Filter the records below for the word "的决定性意义". Copy each line that holds it.

DATASET ENTRIES:
[START]

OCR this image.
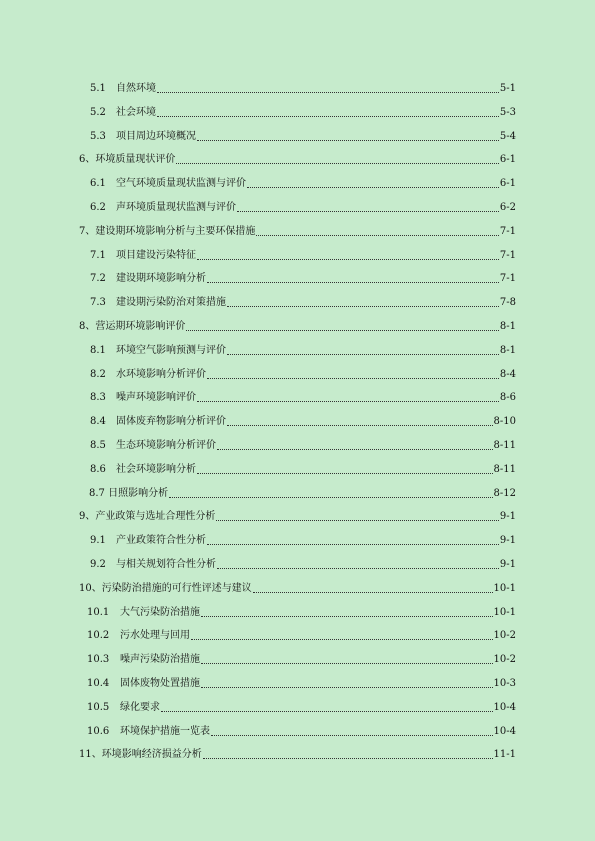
5.1 自然环境	5-1
5.2 社会环境	5-3
5.3 项目周边环境概况	5-4
6、环境质量现状评价	6-1
6.1 空气环境质量现状监测与评价	6-1
6.2 声环境质量现状监测与评价	6-2
7、建设期环境影响分析与主要环保措施	7-1
7.1 项目建设污染特征	7-1
7.2 建设期环境影响分析	7-1
7.3 建设期污染防治对策措施	7-8
8、营运期环境影响评价	8-1
8.1 环境空气影响预测与评价	8-1
8.2 水环境影响分析评价	8-4
8.3 噪声环境影响评价	8-6
8.4 固体废弃物影响分析评价	8-10
8.5 生态环境影响分析评价	8-11
8.6 社会环境影响分析	8-11
8.7 日照影响分析	8-12
9、产业政策与选址合理性分析	9-1
9.1 产业政策符合性分析	9-1
9.2 与相关规划符合性分析	9-1
10、污染防治措施的可行性评述与建议	10-1
10.1 大气污染防治措施	10-1
10.2 污水处理与回用	10-2
10.3 噪声污染防治措施	10-2
10.4 固体废物处置措施	10-3
10.5 绿化要求	10-4
10.6 环境保护措施一览表	10-4
11、环境影响经济损益分析	11-1
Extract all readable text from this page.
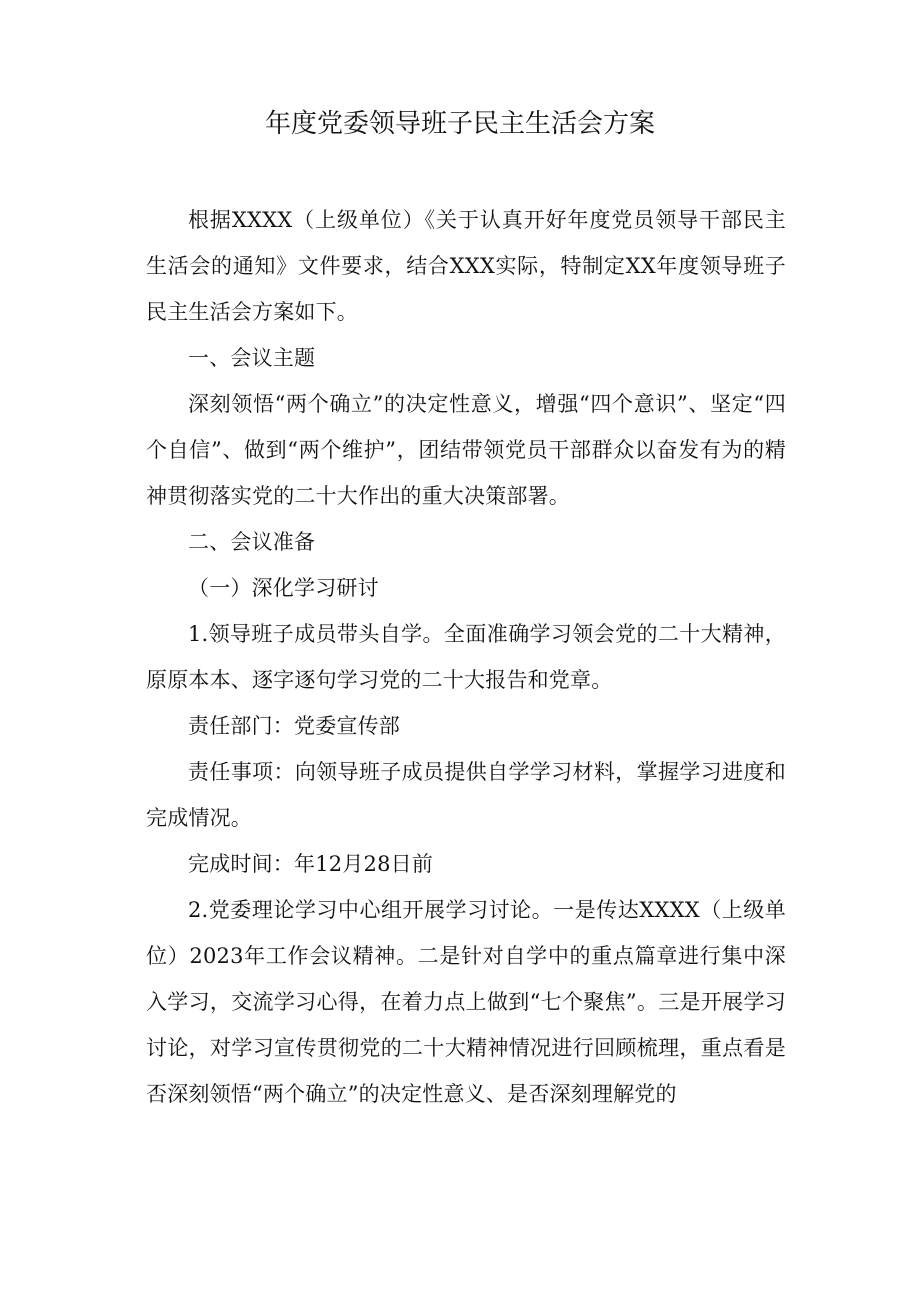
年度党委领导班子民主生活会方案

根据XXXX（上级单位）《关于认真开好年度党员领导干部民主生活会的通知》文件要求，结合XXX实际，特制定XX年度领导班子民主生活会方案如下。

一、会议主题

深刻领悟“两个确立”的决定性意义，增强“四个意识”、坚定“四个自信”、做到“两个维护”，团结带领党员干部群众以奋发有为的精神贯彻落实党的二十大作出的重大决策部署。

二、会议准备

（一）深化学习研讨

1.领导班子成员带头自学。全面准确学习领会党的二十大精神，原原本本、逐字逐句学习党的二十大报告和党章。

责任部门：党委宣传部

责任事项：向领导班子成员提供自学学习材料，掌握学习进度和完成情况。

完成时间：年12月28日前

2.党委理论学习中心组开展学习讨论。一是传达XXXX（上级单位）2023年工作会议精神。二是针对自学中的重点篇章进行集中深入学习，交流学习心得，在着力点上做到“七个聚焦”。三是开展学习讨论，对学习宣传贯彻党的二十大精神情况进行回顾梳理，重点看是否深刻领悟“两个确立”的决定性意义、是否深刻理解党的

[END]

EXPECTED ANSWER:
深刻领悟“两个确立”的决定性意义，增强“四个意识”、坚定“四个自信”、做到“两个维护”，团结带领党员干部群众以奋发有为的精神贯彻落实党的二十大作出的重大决策部署。
2.党委理论学习中心组开展学习讨论。一是传达XXXX（上级单位）2023年工作会议精神。二是针对自学中的重点篇章进行集中深入学习，交流学习心得，在着力点上做到“七个聚焦”。三是开展学习讨论，对学习宣传贯彻党的二十大精神情况进行回顾梳理，重点看是否深刻领悟“两个确立”的决定性意义、是否深刻理解党的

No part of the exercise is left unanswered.